## What you need to do:
Copy out the entries exactly, from the first line to the last.

═══ Input material

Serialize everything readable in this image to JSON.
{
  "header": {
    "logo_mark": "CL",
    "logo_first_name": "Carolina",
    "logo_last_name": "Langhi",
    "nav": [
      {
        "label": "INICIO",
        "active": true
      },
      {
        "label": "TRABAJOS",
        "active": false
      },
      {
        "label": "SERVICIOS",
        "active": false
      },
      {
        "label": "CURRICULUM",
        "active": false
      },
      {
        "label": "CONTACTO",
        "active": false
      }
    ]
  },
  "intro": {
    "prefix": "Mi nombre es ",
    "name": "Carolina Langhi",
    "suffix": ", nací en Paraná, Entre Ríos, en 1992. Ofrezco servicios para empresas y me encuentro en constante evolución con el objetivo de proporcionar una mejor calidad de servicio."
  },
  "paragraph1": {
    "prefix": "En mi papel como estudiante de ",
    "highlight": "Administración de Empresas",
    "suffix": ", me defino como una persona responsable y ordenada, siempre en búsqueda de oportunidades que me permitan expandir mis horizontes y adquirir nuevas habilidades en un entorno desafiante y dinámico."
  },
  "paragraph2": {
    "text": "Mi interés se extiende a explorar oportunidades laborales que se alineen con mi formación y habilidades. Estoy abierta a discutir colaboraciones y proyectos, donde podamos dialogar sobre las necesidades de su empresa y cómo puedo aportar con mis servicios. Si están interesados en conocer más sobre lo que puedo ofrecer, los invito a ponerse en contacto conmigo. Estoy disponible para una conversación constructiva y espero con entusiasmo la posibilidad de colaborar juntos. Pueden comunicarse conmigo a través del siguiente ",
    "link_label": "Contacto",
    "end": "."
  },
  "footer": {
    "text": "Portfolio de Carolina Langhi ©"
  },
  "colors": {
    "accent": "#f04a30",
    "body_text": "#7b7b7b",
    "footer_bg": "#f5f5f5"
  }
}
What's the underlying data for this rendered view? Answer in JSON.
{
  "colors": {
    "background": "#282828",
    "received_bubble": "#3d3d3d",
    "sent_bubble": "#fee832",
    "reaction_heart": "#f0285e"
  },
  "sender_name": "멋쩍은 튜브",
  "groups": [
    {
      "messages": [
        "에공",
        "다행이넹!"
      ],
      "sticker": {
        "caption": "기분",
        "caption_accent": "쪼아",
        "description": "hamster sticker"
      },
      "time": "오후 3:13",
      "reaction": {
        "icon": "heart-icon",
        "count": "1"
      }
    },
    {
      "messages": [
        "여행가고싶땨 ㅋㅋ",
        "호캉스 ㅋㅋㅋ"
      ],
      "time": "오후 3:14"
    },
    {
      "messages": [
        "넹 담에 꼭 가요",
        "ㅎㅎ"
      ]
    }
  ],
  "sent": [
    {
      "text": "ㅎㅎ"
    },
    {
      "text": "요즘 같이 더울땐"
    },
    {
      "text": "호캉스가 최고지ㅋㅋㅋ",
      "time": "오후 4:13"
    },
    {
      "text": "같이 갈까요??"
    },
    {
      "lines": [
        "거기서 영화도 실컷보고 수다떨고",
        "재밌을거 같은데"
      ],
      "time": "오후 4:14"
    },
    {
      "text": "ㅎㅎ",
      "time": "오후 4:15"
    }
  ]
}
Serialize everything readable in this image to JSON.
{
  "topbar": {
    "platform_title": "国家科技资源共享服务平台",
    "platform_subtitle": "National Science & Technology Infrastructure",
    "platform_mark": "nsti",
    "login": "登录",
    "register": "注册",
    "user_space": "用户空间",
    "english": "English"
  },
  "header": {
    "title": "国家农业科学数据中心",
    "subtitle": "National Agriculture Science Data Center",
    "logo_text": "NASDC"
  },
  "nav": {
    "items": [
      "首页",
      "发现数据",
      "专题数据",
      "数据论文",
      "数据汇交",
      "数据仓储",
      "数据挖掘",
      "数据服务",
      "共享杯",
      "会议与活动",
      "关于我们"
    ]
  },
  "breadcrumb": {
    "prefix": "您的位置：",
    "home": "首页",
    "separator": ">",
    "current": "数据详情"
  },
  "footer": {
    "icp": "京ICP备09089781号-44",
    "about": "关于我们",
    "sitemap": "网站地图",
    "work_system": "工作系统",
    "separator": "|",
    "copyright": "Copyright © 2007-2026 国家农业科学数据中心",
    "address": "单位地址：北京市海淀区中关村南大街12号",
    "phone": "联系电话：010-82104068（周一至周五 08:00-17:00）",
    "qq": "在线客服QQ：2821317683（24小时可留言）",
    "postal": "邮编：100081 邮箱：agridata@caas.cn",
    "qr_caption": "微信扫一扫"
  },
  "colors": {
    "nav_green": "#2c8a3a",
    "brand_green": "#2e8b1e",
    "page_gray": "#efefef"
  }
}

══════

## The answer:
Serialize everything readable in this image to JSON.
{
  "header": {
    "logo_mark": "CL",
    "logo_first_name": "Carolina",
    "logo_last_name": "Langhi",
    "nav": [
      {
        "label": "INICIO",
        "active": true
      },
      {
        "label": "TRABAJOS",
        "active": false
      },
      {
        "label": "SERVICIOS",
        "active": false
      },
      {
        "label": "CURRICULUM",
        "active": false
      },
      {
        "label": "CONTACTO",
        "active": false
      }
    ]
  },
  "intro": {
    "prefix": "Mi nombre es ",
    "name": "Carolina Langhi",
    "suffix": ", nací en Paraná, Entre Ríos, en 1992. Ofrezco servicios para empresas y me encuentro en constante evolución con el objetivo de proporcionar una mejor calidad de servicio."
  },
  "paragraph1": {
    "prefix": "En mi papel como estudiante de ",
    "highlight": "Administración de Empresas",
    "suffix": ", me defino como una persona responsable y ordenada, siempre en búsqueda de oportunidades que me permitan expandir mis horizontes y adquirir nuevas habilidades en un entorno desafiante y dinámico."
  },
  "paragraph2": {
    "text": "Mi interés se extiende a explorar oportunidades laborales que se alineen con mi formación y habilidades. Estoy abierta a discutir colaboraciones y proyectos, donde podamos dialogar sobre las necesidades de su empresa y cómo puedo aportar con mis servicios. Si están interesados en conocer más sobre lo que puedo ofrecer, los invito a ponerse en contacto conmigo. Estoy disponible para una conversación constructiva y espero con entusiasmo la posibilidad de colaborar juntos. Pueden comunicarse conmigo a través del siguiente ",
    "link_label": "Contacto",
    "end": "."
  },
  "footer": {
    "text": "Portfolio de Carolina Langhi ©"
  },
  "colors": {
    "accent": "#f04a30",
    "body_text": "#7b7b7b",
    "footer_bg": "#f5f5f5"
  }
}
What's the underlying data for this rendered view? Answer in JSON.
{
  "colors": {
    "background": "#282828",
    "received_bubble": "#3d3d3d",
    "sent_bubble": "#fee832",
    "reaction_heart": "#f0285e"
  },
  "sender_name": "멋쩍은 튜브",
  "groups": [
    {
      "messages": [
        "에공",
        "다행이넹!"
      ],
      "sticker": {
        "caption": "기분",
        "caption_accent": "쪼아",
        "description": "hamster sticker"
      },
      "time": "오후 3:13",
      "reaction": {
        "icon": "heart-icon",
        "count": "1"
      }
    },
    {
      "messages": [
        "여행가고싶땨 ㅋㅋ",
        "호캉스 ㅋㅋㅋ"
      ],
      "time": "오후 3:14"
    },
    {
      "messages": [
        "넹 담에 꼭 가요",
        "ㅎㅎ"
      ]
    }
  ],
  "sent": [
    {
      "text": "ㅎㅎ"
    },
    {
      "text": "요즘 같이 더울땐"
    },
    {
      "text": "호캉스가 최고지ㅋㅋㅋ",
      "time": "오후 4:13"
    },
    {
      "text": "같이 갈까요??"
    },
    {
      "lines": [
        "거기서 영화도 실컷보고 수다떨고",
        "재밌을거 같은데"
      ],
      "time": "오후 4:14"
    },
    {
      "text": "ㅎㅎ",
      "time": "오후 4:15"
    }
  ]
}
Serialize everything readable in this image to JSON.
{
  "topbar": {
    "platform_title": "国家科技资源共享服务平台",
    "platform_subtitle": "National Science & Technology Infrastructure",
    "platform_mark": "nsti",
    "login": "登录",
    "register": "注册",
    "user_space": "用户空间",
    "english": "English"
  },
  "header": {
    "title": "国家农业科学数据中心",
    "subtitle": "National Agriculture Science Data Center",
    "logo_text": "NASDC"
  },
  "nav": {
    "items": [
      "首页",
      "发现数据",
      "专题数据",
      "数据论文",
      "数据汇交",
      "数据仓储",
      "数据挖掘",
      "数据服务",
      "共享杯",
      "会议与活动",
      "关于我们"
    ]
  },
  "breadcrumb": {
    "prefix": "您的位置：",
    "home": "首页",
    "separator": ">",
    "current": "数据详情"
  },
  "footer": {
    "icp": "京ICP备09089781号-44",
    "about": "关于我们",
    "sitemap": "网站地图",
    "work_system": "工作系统",
    "separator": "|",
    "copyright": "Copyright © 2007-2026 国家农业科学数据中心",
    "address": "单位地址：北京市海淀区中关村南大街12号",
    "phone": "联系电话：010-82104068（周一至周五 08:00-17:00）",
    "qq": "在线客服QQ：2821317683（24小时可留言）",
    "postal": "邮编：100081 邮箱：agridata@caas.cn",
    "qr_caption": "微信扫一扫"
  },
  "colors": {
    "nav_green": "#2c8a3a",
    "brand_green": "#2e8b1e",
    "page_gray": "#efefef"
  }
}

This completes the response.